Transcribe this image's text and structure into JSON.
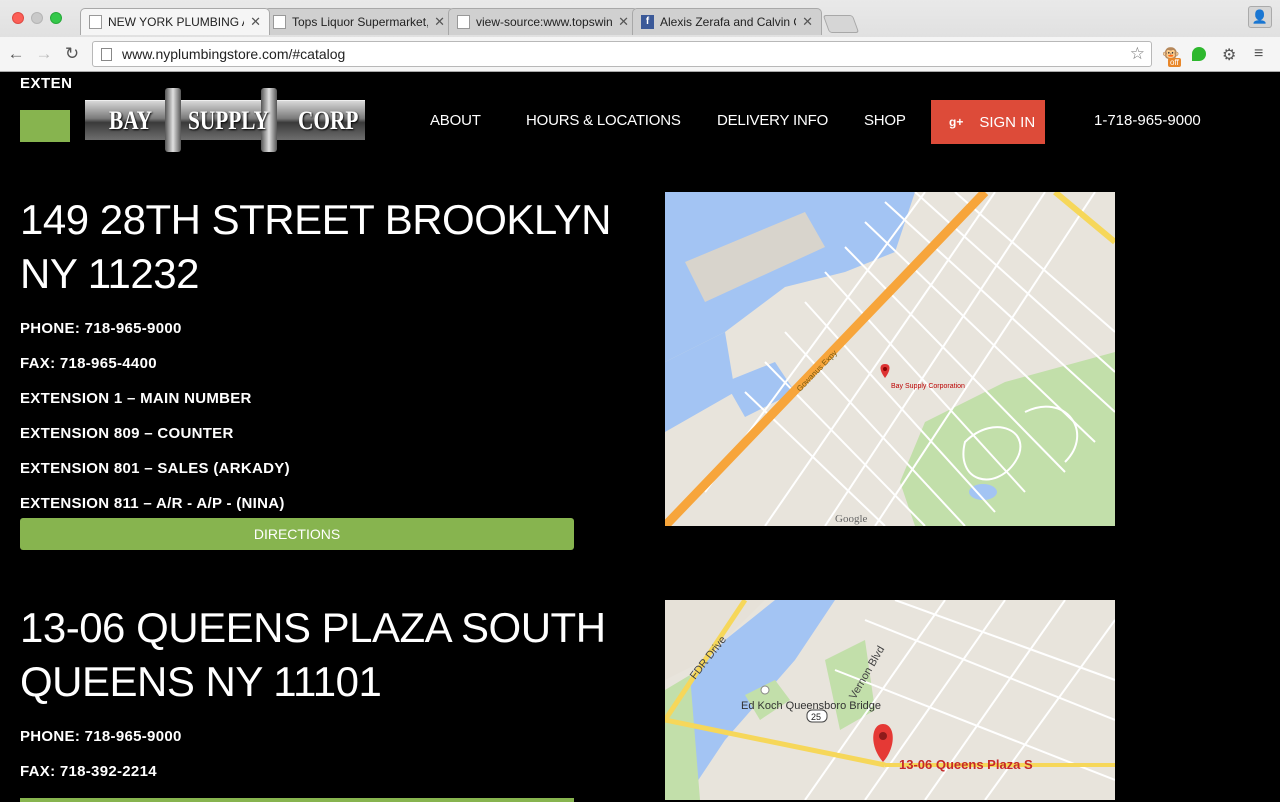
{
  "browser": {
    "tabs": [
      {
        "title": "NEW YORK PLUMBING AND",
        "active": true,
        "icon": "page-icon"
      },
      {
        "title": "Tops Liquor Supermarket, Inc",
        "active": false,
        "icon": "page-icon"
      },
      {
        "title": "view-source:www.topswine",
        "active": false,
        "icon": "page-icon"
      },
      {
        "title": "Alexis Zerafa and Calvin O",
        "active": false,
        "icon": "facebook-icon"
      }
    ],
    "url": "www.nyplumbingstore.com/#catalog",
    "extension_badge": "off"
  },
  "site": {
    "exten_label": "EXTEN",
    "logo": {
      "word1": "BAY",
      "word2": "SUPPLY",
      "word3": "CORP"
    },
    "nav": {
      "about": "ABOUT",
      "hours": "HOURS & LOCATIONS",
      "delivery": "DELIVERY INFO",
      "shop": "SHOP",
      "signin": "SIGN IN",
      "signin_icon": "g+",
      "phone": "1-718-965-9000"
    },
    "colors": {
      "accent_green": "#87b44f",
      "signin_red": "#dd4b39"
    },
    "locations": [
      {
        "address_line1": "149 28TH STREET BROOKLYN",
        "address_line2": "NY 11232",
        "phone": "PHONE: 718-965-9000",
        "fax": "FAX: 718-965-4400",
        "ext1": "EXTENSION 1 – MAIN NUMBER",
        "ext2": "EXTENSION 809 – COUNTER",
        "ext3": "EXTENSION 801 – SALES (ARKADY)",
        "ext4": "EXTENSION 811 – A/R - A/P - (NINA)",
        "directions": "DIRECTIONS",
        "map": {
          "marker_label": "Bay Supply Corporation",
          "logo": "Google",
          "road": "Gowanus Expy"
        }
      },
      {
        "address_line1": "13-06 QUEENS PLAZA SOUTH",
        "address_line2": "QUEENS NY 11101",
        "phone": "PHONE: 718-965-9000",
        "fax": "FAX: 718-392-2214",
        "map": {
          "marker_label": "13-06 Queens Plaza S",
          "bridge": "Ed Koch Queensboro Bridge",
          "road1": "FDR Drive",
          "road2": "Vernon Blvd",
          "route": "25"
        }
      }
    ]
  }
}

### Goal
Reproduce each record above by retyping it exactly; omit all images.

### Final result
Transcribe this image's text and structure into JSON.
{
  "browser": {
    "tabs": [
      {
        "title": "NEW YORK PLUMBING AND",
        "active": true,
        "icon": "page-icon"
      },
      {
        "title": "Tops Liquor Supermarket, Inc",
        "active": false,
        "icon": "page-icon"
      },
      {
        "title": "view-source:www.topswine",
        "active": false,
        "icon": "page-icon"
      },
      {
        "title": "Alexis Zerafa and Calvin O",
        "active": false,
        "icon": "facebook-icon"
      }
    ],
    "url": "www.nyplumbingstore.com/#catalog",
    "extension_badge": "off"
  },
  "site": {
    "exten_label": "EXTEN",
    "logo": {
      "word1": "BAY",
      "word2": "SUPPLY",
      "word3": "CORP"
    },
    "nav": {
      "about": "ABOUT",
      "hours": "HOURS & LOCATIONS",
      "delivery": "DELIVERY INFO",
      "shop": "SHOP",
      "signin": "SIGN IN",
      "signin_icon": "g+",
      "phone": "1-718-965-9000"
    },
    "colors": {
      "accent_green": "#87b44f",
      "signin_red": "#dd4b39"
    },
    "locations": [
      {
        "address_line1": "149 28TH STREET BROOKLYN",
        "address_line2": "NY 11232",
        "phone": "PHONE: 718-965-9000",
        "fax": "FAX: 718-965-4400",
        "ext1": "EXTENSION 1 – MAIN NUMBER",
        "ext2": "EXTENSION 809 – COUNTER",
        "ext3": "EXTENSION 801 – SALES (ARKADY)",
        "ext4": "EXTENSION 811 – A/R - A/P - (NINA)",
        "directions": "DIRECTIONS",
        "map": {
          "marker_label": "Bay Supply Corporation",
          "logo": "Google",
          "road": "Gowanus Expy"
        }
      },
      {
        "address_line1": "13-06 QUEENS PLAZA SOUTH",
        "address_line2": "QUEENS NY 11101",
        "phone": "PHONE: 718-965-9000",
        "fax": "FAX: 718-392-2214",
        "map": {
          "marker_label": "13-06 Queens Plaza S",
          "bridge": "Ed Koch Queensboro Bridge",
          "road1": "FDR Drive",
          "road2": "Vernon Blvd",
          "route": "25"
        }
      }
    ]
  }
}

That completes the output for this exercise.